> **Job**: Your task is to copy each line that has the word "следующие".

> **Stored rows**:

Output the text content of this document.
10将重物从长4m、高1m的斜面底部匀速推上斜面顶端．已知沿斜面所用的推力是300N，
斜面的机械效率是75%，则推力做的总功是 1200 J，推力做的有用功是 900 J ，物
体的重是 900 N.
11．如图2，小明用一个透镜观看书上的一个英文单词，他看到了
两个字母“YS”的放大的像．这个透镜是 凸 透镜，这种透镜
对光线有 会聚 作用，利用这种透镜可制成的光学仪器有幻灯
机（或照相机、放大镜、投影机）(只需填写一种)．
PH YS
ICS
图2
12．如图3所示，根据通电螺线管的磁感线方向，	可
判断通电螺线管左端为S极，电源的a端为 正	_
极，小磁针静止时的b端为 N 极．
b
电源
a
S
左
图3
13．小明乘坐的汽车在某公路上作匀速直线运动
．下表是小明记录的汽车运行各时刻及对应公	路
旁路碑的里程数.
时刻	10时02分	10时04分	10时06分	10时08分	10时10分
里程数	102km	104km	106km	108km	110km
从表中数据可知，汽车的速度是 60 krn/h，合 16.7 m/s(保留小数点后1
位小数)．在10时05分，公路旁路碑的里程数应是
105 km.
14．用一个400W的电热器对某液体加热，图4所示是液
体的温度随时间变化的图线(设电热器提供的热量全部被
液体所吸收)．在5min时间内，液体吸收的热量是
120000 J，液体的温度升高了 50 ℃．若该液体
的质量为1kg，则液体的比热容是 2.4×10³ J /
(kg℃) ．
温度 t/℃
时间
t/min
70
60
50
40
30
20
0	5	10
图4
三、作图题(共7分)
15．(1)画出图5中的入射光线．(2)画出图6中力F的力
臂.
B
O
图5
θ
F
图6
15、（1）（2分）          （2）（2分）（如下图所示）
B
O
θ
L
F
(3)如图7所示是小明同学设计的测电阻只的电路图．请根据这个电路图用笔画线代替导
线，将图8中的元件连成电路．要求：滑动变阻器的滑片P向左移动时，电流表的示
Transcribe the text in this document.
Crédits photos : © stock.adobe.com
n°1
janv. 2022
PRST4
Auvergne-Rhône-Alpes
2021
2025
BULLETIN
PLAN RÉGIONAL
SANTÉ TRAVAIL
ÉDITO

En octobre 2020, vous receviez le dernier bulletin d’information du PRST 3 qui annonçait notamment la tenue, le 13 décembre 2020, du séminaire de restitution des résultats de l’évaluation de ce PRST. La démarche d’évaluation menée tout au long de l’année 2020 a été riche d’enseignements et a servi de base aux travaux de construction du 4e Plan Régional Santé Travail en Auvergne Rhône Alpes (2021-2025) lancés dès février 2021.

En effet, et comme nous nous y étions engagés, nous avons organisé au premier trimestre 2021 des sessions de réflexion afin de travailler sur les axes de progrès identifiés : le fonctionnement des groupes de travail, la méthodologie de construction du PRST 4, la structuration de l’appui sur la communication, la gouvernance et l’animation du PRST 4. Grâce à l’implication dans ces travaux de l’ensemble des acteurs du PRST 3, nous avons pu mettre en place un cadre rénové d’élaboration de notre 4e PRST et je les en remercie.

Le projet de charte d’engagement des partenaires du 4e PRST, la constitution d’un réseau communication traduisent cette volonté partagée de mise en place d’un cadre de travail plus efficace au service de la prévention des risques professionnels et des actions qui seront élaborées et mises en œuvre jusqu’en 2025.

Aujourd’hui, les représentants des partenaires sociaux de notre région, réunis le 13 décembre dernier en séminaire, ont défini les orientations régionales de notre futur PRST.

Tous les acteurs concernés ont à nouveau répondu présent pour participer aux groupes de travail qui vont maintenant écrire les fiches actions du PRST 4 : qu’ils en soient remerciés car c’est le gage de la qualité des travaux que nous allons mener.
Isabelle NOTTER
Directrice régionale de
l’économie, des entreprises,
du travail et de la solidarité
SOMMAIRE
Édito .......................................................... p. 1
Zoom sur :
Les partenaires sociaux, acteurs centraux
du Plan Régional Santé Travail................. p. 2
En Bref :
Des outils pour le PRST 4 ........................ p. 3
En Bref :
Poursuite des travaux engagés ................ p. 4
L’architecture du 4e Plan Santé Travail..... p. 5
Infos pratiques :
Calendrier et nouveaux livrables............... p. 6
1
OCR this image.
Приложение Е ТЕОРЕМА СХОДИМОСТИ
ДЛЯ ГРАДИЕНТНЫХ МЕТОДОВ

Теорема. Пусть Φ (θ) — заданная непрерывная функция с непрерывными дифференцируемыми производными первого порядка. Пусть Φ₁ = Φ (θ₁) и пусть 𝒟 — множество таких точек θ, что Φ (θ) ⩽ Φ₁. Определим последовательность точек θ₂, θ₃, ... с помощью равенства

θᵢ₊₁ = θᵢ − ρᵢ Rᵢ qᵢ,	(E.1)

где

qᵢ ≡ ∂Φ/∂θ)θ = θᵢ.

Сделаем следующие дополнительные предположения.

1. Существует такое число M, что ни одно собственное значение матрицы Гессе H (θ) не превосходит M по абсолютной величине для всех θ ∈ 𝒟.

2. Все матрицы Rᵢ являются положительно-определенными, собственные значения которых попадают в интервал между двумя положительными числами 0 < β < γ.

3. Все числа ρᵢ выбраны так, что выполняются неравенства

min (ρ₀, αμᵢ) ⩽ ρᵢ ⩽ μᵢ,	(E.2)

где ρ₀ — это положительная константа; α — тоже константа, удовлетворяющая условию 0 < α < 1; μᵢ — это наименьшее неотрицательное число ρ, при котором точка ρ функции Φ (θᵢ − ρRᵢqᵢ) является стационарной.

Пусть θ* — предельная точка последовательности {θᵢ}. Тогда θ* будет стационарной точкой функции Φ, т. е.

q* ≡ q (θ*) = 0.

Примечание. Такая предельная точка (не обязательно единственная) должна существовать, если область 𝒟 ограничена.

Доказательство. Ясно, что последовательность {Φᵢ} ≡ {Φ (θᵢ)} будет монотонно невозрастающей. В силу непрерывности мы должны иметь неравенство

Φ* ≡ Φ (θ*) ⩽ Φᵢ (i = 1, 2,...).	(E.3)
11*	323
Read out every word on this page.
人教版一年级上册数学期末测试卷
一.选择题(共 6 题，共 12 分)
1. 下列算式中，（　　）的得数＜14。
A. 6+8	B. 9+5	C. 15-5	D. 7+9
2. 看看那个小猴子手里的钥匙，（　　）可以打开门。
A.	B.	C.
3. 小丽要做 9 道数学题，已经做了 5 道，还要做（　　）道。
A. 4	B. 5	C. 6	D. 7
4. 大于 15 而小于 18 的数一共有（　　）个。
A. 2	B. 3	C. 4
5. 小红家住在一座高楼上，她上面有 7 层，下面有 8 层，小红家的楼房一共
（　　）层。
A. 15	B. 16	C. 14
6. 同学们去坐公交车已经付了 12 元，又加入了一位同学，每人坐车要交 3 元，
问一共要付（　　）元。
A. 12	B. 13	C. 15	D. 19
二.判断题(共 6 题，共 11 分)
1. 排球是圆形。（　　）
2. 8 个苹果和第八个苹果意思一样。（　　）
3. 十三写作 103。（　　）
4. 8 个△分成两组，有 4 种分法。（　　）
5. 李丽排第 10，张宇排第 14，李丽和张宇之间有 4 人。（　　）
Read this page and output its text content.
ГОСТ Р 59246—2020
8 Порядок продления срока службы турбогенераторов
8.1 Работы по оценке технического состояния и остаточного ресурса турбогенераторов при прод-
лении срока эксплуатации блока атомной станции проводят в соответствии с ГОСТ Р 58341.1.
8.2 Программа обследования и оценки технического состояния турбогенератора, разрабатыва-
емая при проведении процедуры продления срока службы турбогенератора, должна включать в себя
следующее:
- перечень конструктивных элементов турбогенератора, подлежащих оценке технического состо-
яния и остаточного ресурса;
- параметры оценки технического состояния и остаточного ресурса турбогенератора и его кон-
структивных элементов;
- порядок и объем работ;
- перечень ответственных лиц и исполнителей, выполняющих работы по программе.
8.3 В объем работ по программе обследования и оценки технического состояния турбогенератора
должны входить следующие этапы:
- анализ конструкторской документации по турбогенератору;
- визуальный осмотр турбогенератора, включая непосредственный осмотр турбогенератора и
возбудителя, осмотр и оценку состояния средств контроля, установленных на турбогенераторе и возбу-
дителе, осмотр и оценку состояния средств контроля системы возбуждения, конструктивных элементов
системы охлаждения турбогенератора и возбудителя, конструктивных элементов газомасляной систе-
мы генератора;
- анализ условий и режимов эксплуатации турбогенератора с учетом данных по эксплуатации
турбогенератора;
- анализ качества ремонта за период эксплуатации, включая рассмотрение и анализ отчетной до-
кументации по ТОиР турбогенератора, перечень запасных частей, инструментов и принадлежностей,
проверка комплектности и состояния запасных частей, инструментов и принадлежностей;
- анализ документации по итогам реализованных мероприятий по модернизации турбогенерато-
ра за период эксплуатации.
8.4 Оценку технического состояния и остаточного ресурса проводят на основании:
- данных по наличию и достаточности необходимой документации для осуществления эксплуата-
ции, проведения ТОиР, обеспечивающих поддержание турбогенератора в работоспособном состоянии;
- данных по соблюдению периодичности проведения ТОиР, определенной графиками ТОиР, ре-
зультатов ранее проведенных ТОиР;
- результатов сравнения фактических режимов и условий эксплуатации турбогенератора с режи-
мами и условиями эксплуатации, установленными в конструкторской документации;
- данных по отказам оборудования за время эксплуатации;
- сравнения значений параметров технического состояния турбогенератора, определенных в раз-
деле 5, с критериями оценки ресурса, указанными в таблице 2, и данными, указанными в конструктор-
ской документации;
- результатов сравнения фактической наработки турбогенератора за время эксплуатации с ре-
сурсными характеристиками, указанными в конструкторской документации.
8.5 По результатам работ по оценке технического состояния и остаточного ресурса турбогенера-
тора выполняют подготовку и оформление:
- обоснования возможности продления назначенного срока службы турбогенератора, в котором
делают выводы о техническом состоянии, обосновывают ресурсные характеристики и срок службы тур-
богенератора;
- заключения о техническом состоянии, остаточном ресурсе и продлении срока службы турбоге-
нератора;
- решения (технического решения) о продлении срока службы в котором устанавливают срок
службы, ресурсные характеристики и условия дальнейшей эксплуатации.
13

> **Solved exercise**:
Сделаем следующие дополнительные предположения.
должны входить следующие этапы:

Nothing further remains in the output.